(Dataset entries)
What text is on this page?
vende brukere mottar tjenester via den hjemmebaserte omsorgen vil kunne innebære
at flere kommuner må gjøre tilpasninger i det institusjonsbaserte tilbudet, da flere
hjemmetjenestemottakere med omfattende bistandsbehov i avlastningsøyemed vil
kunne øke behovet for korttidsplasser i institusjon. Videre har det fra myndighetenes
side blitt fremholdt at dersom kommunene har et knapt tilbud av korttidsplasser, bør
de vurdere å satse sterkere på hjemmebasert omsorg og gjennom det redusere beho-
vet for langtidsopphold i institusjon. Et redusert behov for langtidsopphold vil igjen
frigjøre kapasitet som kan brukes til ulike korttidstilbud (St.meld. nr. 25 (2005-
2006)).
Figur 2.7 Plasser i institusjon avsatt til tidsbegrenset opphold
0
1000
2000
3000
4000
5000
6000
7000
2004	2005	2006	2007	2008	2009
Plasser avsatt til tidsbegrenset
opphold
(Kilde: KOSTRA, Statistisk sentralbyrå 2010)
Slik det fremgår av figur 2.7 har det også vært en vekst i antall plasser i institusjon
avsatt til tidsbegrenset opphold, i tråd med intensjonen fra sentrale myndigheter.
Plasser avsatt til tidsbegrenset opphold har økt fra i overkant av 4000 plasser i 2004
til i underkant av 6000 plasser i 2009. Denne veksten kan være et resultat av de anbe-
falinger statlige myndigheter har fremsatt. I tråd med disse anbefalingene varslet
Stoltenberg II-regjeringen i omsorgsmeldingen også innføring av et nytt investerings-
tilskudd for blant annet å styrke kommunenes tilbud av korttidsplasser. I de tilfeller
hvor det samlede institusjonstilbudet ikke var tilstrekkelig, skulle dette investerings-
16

- _Given problem_
Here, the records must be output exactly and in full.

- _Task output_
What text is on this page?
vende brukere mottar tjenester via den hjemmebaserte omsorgen vil kunne innebære
at flere kommuner må gjøre tilpasninger i det institusjonsbaserte tilbudet, da flere
hjemmetjenestemottakere med omfattende bistandsbehov i avlastningsøyemed vil
kunne øke behovet for korttidsplasser i institusjon. Videre har det fra myndighetenes
side blitt fremholdt at dersom kommunene har et knapt tilbud av korttidsplasser, bør
de vurdere å satse sterkere på hjemmebasert omsorg og gjennom det redusere beho-
vet for langtidsopphold i institusjon. Et redusert behov for langtidsopphold vil igjen
frigjøre kapasitet som kan brukes til ulike korttidstilbud (St.meld. nr. 25 (2005-
2006)).
Figur 2.7 Plasser i institusjon avsatt til tidsbegrenset opphold
0
1000
2000
3000
4000
5000
6000
7000
2004	2005	2006	2007	2008	2009
Plasser avsatt til tidsbegrenset
opphold
(Kilde: KOSTRA, Statistisk sentralbyrå 2010)
Slik det fremgår av figur 2.7 har det også vært en vekst i antall plasser i institusjon
avsatt til tidsbegrenset opphold, i tråd med intensjonen fra sentrale myndigheter.
Plasser avsatt til tidsbegrenset opphold har økt fra i overkant av 4000 plasser i 2004
til i underkant av 6000 plasser i 2009. Denne veksten kan være et resultat av de anbe-
falinger statlige myndigheter har fremsatt. I tråd med disse anbefalingene varslet
Stoltenberg II-regjeringen i omsorgsmeldingen også innføring av et nytt investerings-
tilskudd for blant annet å styrke kommunenes tilbud av korttidsplasser. I de tilfeller
hvor det samlede institusjonstilbudet ikke var tilstrekkelig, skulle dette investerings-
16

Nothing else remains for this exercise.